Dataset records:
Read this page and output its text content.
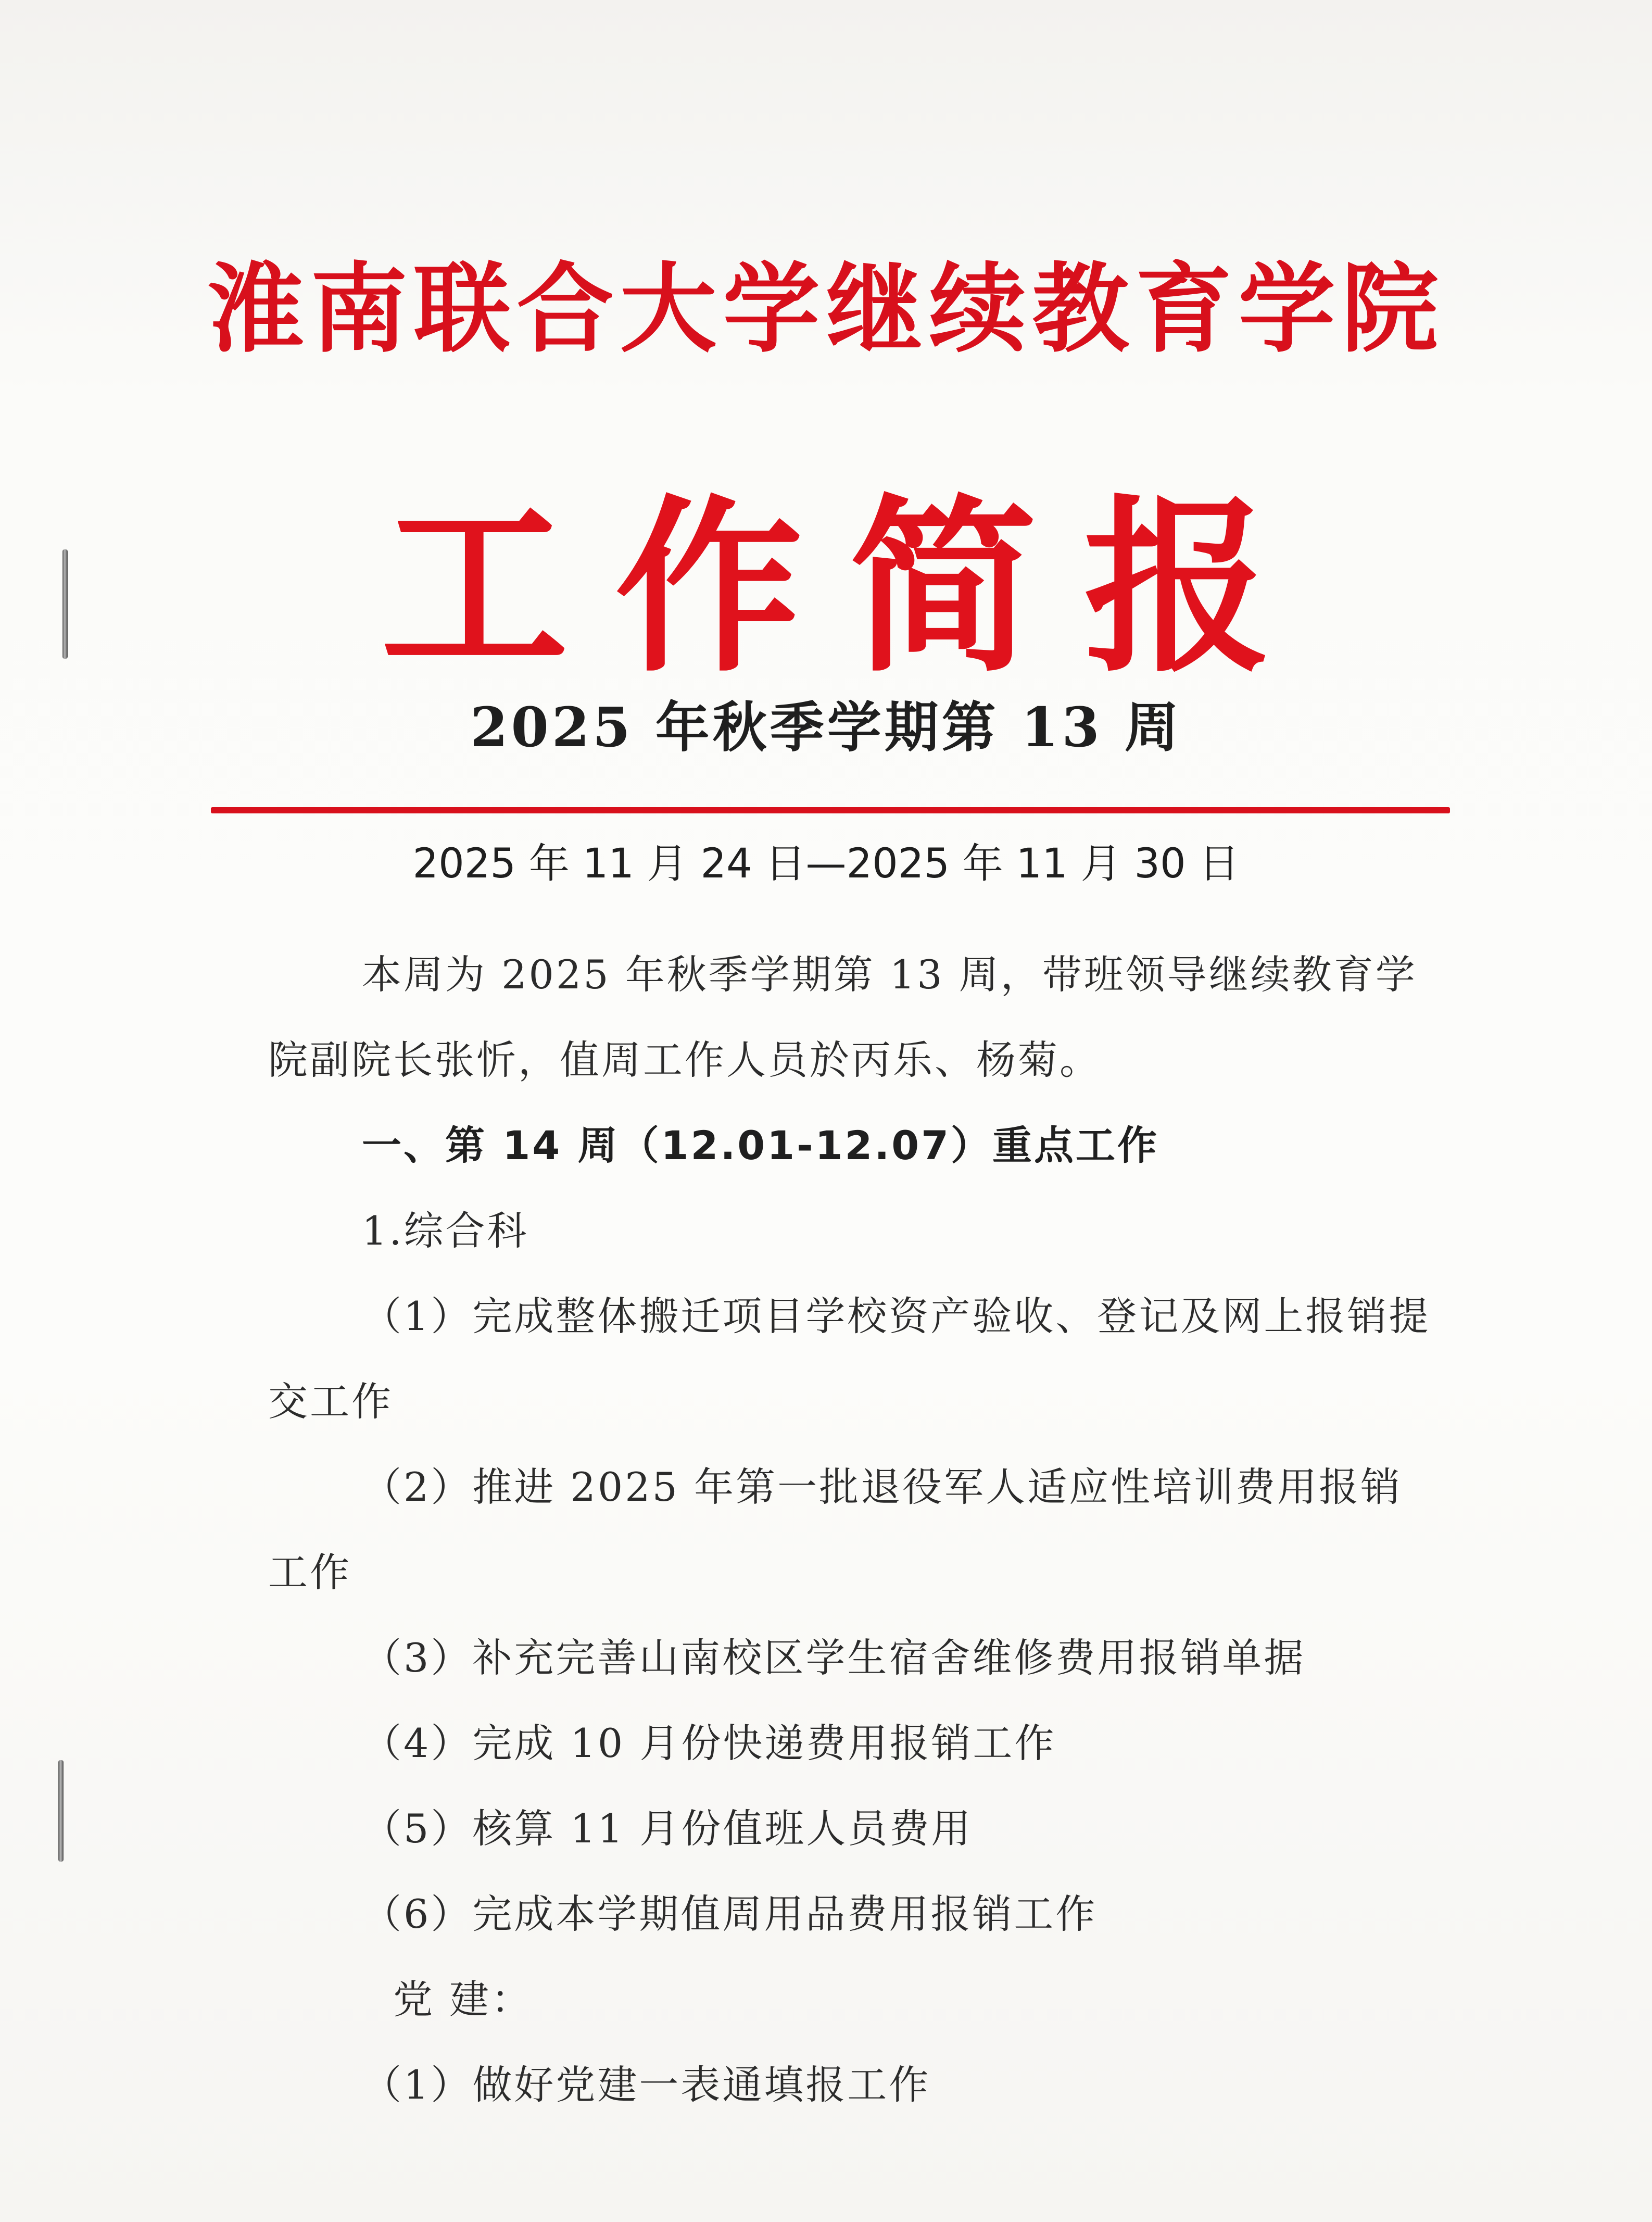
淮南联合大学继续教育学院
工作简报
2025 年秋季学期第 13 周
2025 年 11 月 24 日—2025 年 11 月 30 日

本周为 2025 年秋季学期第 13 周，带班领导继续教育学院副院长张忻，值周工作人员於丙乐、杨菊。

一、第 14 周（12.01-12.07）重点工作

1.综合科

（1）完成整体搬迁项目学校资产验收、登记及网上报销提交工作

（2）推进 2025 年第一批退役军人适应性培训费用报销工作

（3）补充完善山南校区学生宿舍维修费用报销单据

（4）完成 10 月份快递费用报销工作

（5）核算 11 月份值班人员费用

（6）完成本学期值周用品费用报销工作

党 建：

（1）做好党建一表通填报工作
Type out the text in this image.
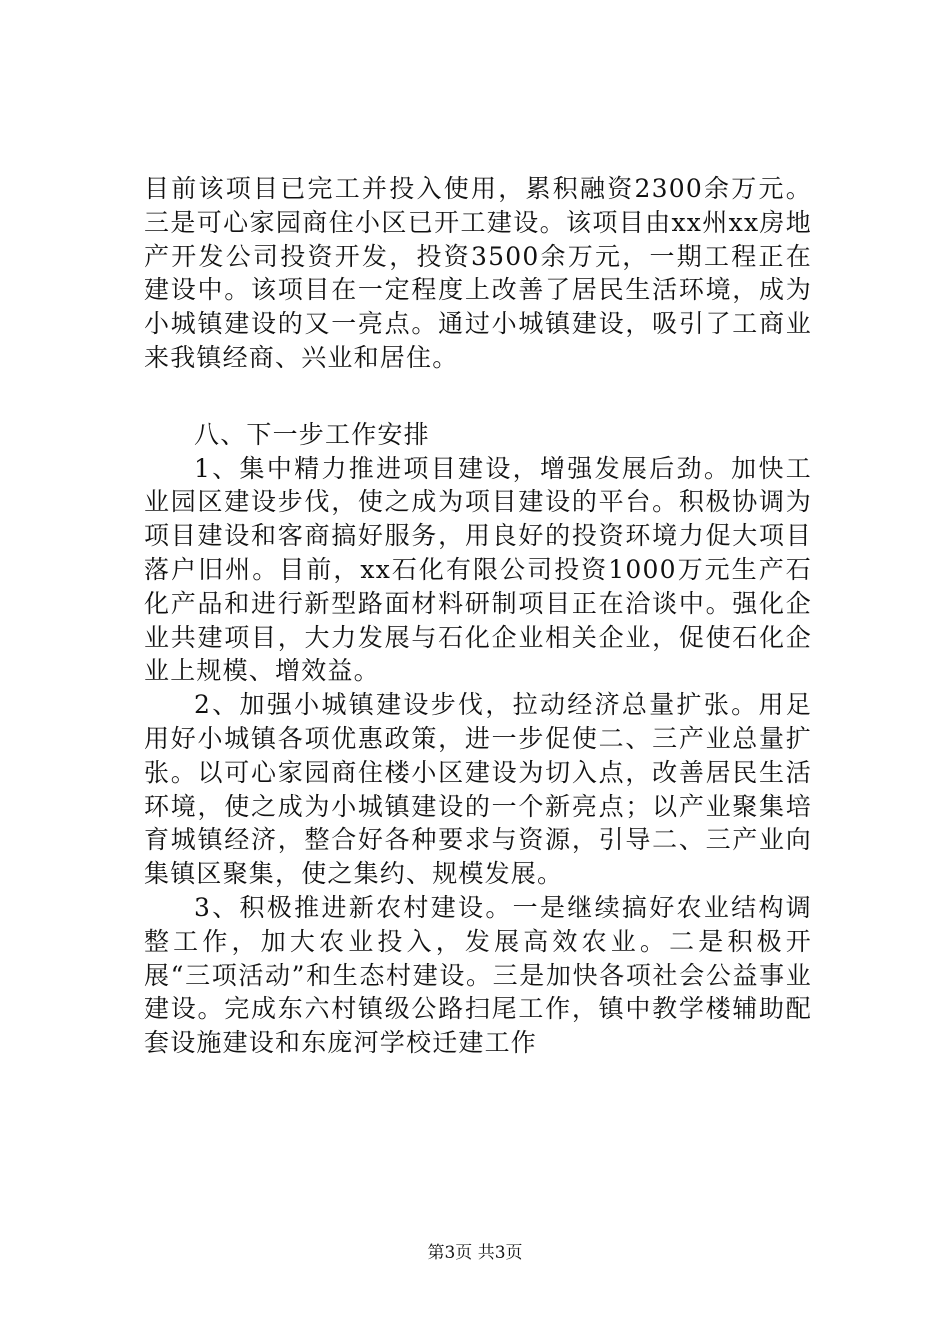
目前该项目已完工并投入使用，累积融资2300余万元。三是可心家园商住小区已开工建设。该项目由xx州xx房地产开发公司投资开发，投资3500余万元，一期工程正在建设中。该项目在一定程度上改善了居民生活环境，成为小城镇建设的又一亮点。通过小城镇建设，吸引了工商业来我镇经商、兴业和居住。

八、下一步工作安排

1、集中精力推进项目建设，增强发展后劲。加快工业园区建设步伐，使之成为项目建设的平台。积极协调为项目建设和客商搞好服务，用良好的投资环境力促大项目落户旧州。目前，xx石化有限公司投资1000万元生产石化产品和进行新型路面材料研制项目正在洽谈中。强化企业共建项目，大力发展与石化企业相关企业，促使石化企业上规模、增效益。

2、加强小城镇建设步伐，拉动经济总量扩张。用足用好小城镇各项优惠政策，进一步促使二、三产业总量扩张。以可心家园商住楼小区建设为切入点，改善居民生活环境，使之成为小城镇建设的一个新亮点；以产业聚集培育城镇经济，整合好各种要求与资源，引导二、三产业向集镇区聚集，使之集约、规模发展。

3、积极推进新农村建设。一是继续搞好农业结构调整工作，加大农业投入，发展高效农业。二是积极开展“三项活动”和生态村建设。三是加快各项社会公益事业建设。完成东六村镇级公路扫尾工作，镇中教学楼辅助配套设施建设和东庞河学校迁建工作

第3页 共3页
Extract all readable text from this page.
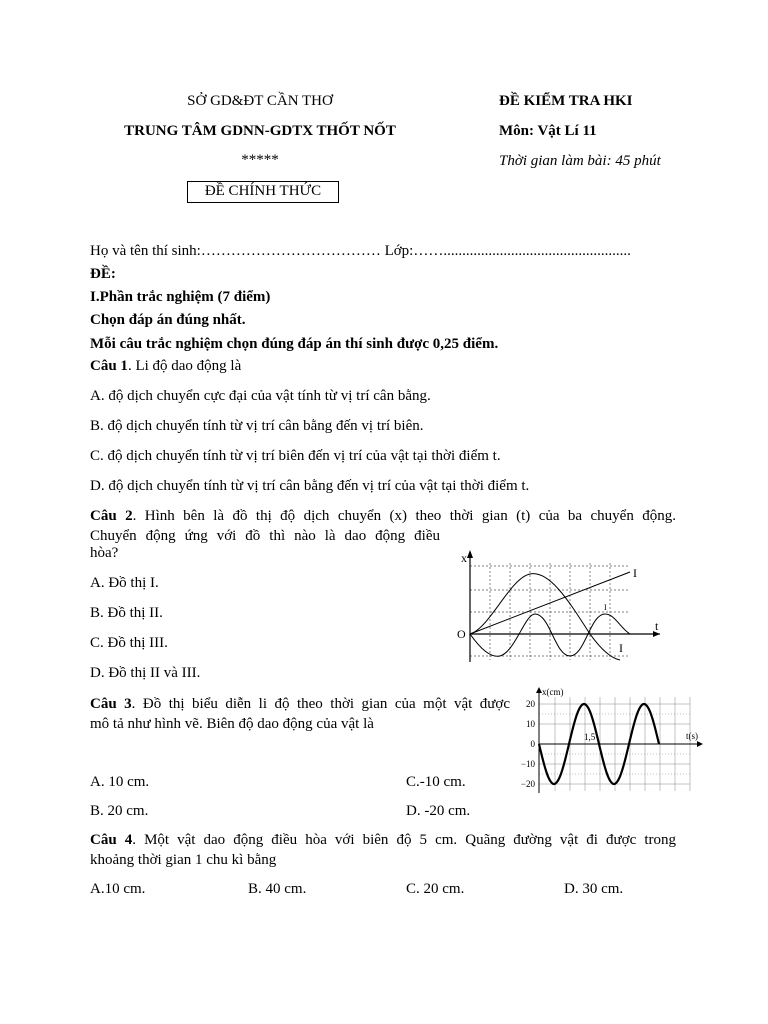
SỞ GD&ĐT CẦN THƠ
TRUNG TÂM GDNN-GDTX THỐT NỐT
*****
ĐỀ CHÍNH THỨC
ĐỀ KIỂM TRA HKI
Môn: Vật Lí 11
Thời gian làm bài: 45 phút
Họ và tên thí sinh:……………………………… Lớp:……..................................................
ĐỀ:
I.Phần trắc nghiệm (7 điểm)
Chọn đáp án đúng nhất.
Mỗi câu trắc nghiệm chọn đúng đáp án thí sinh được 0,25 điểm.
Câu 1. Li độ dao động là
A. độ dịch chuyển cực đại của vật tính từ vị trí cân bằng.
B. độ dịch chuyển tính từ vị trí cân bằng đến vị trí biên.
C. độ dịch chuyển tính từ vị trí biên đến vị trí của vật tại thời điểm t.
D. độ dịch chuyển tính từ vị trí cân bằng đến vị trí của vật tại thời điểm t.
Câu 2. Hình bên là đồ thị độ dịch chuyển (x) theo thời gian (t) của ba chuyển động.
Chuyển động ứng với đồ thì nào là dao động điều
hòa?
A. Đồ thị I.
B. Đồ thị II.
C. Đồ thị III.
D. Đồ thị II và III.
x
t
O
I
I
I
Câu 3. Đồ thị biểu diễn li độ theo thời gian của một vật được
mô tả như hình vẽ. Biên độ dao động của vật là
A. 10 cm.
B. 20 cm.
C.-10 cm.
D. -20 cm.
x(cm)
t(s)
1,5
20
10
0
−10
−20
Câu 4. Một vật dao động điều hòa với biên độ 5 cm. Quãng đường vật đi được trong
khoảng thời gian 1 chu kì bằng
A.10 cm.	B. 40 cm.	C. 20 cm.	D. 30 cm.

YOUR TASK:
Without including the pictures, reproduce all entries exactly.

COMPLETED EXERCISE:
Read this page and output its text content.
淮南联合大学继续教育学院
工作简报
2025 年秋季学期第 13 周
2025 年 11 月 24 日—2025 年 11 月 30 日

本周为 2025 年秋季学期第 13 周，带班领导继续教育学院副院长张忻，值周工作人员於丙乐、杨菊。

一、第 14 周（12.01-12.07）重点工作

1.综合科

（1）完成整体搬迁项目学校资产验收、登记及网上报销提交工作

（2）推进 2025 年第一批退役军人适应性培训费用报销工作

（3）补充完善山南校区学生宿舍维修费用报销单据

（4）完成 10 月份快递费用报销工作

（5）核算 11 月份值班人员费用

（6）完成本学期值周用品费用报销工作

党 建：

（1）做好党建一表通填报工作
Type out the text in this image.
目前该项目已完工并投入使用，累积融资2300余万元。三是可心家园商住小区已开工建设。该项目由xx州xx房地产开发公司投资开发，投资3500余万元，一期工程正在建设中。该项目在一定程度上改善了居民生活环境，成为小城镇建设的又一亮点。通过小城镇建设，吸引了工商业来我镇经商、兴业和居住。

八、下一步工作安排

1、集中精力推进项目建设，增强发展后劲。加快工业园区建设步伐，使之成为项目建设的平台。积极协调为项目建设和客商搞好服务，用良好的投资环境力促大项目落户旧州。目前，xx石化有限公司投资1000万元生产石化产品和进行新型路面材料研制项目正在洽谈中。强化企业共建项目，大力发展与石化企业相关企业，促使石化企业上规模、增效益。

2、加强小城镇建设步伐，拉动经济总量扩张。用足用好小城镇各项优惠政策，进一步促使二、三产业总量扩张。以可心家园商住楼小区建设为切入点，改善居民生活环境，使之成为小城镇建设的一个新亮点；以产业聚集培育城镇经济，整合好各种要求与资源，引导二、三产业向集镇区聚集，使之集约、规模发展。

3、积极推进新农村建设。一是继续搞好农业结构调整工作，加大农业投入，发展高效农业。二是积极开展“三项活动”和生态村建设。三是加快各项社会公益事业建设。完成东六村镇级公路扫尾工作，镇中教学楼辅助配套设施建设和东庞河学校迁建工作

第3页 共3页
Extract all readable text from this page.
SỞ GD&ĐT CẦN THƠ
TRUNG TÂM GDNN-GDTX THỐT NỐT
*****
ĐỀ CHÍNH THỨC
ĐỀ KIỂM TRA HKI
Môn: Vật Lí 11
Thời gian làm bài: 45 phút
Họ và tên thí sinh:……………………………… Lớp:……..................................................
ĐỀ:
I.Phần trắc nghiệm (7 điểm)
Chọn đáp án đúng nhất.
Mỗi câu trắc nghiệm chọn đúng đáp án thí sinh được 0,25 điểm.
Câu 1. Li độ dao động là
A. độ dịch chuyển cực đại của vật tính từ vị trí cân bằng.
B. độ dịch chuyển tính từ vị trí cân bằng đến vị trí biên.
C. độ dịch chuyển tính từ vị trí biên đến vị trí của vật tại thời điểm t.
D. độ dịch chuyển tính từ vị trí cân bằng đến vị trí của vật tại thời điểm t.
Câu 2. Hình bên là đồ thị độ dịch chuyển (x) theo thời gian (t) của ba chuyển động.
Chuyển động ứng với đồ thì nào là dao động điều
hòa?
A. Đồ thị I.
B. Đồ thị II.
C. Đồ thị III.
D. Đồ thị II và III.
x
t
O
I
I
I
Câu 3. Đồ thị biểu diễn li độ theo thời gian của một vật được
mô tả như hình vẽ. Biên độ dao động của vật là
A. 10 cm.
B. 20 cm.
C.-10 cm.
D. -20 cm.
x(cm)
t(s)
1,5
20
10
0
−10
−20
Câu 4. Một vật dao động điều hòa với biên độ 5 cm. Quãng đường vật đi được trong
khoảng thời gian 1 chu kì bằng
A.10 cm.	B. 40 cm.	C. 20 cm.	D. 30 cm.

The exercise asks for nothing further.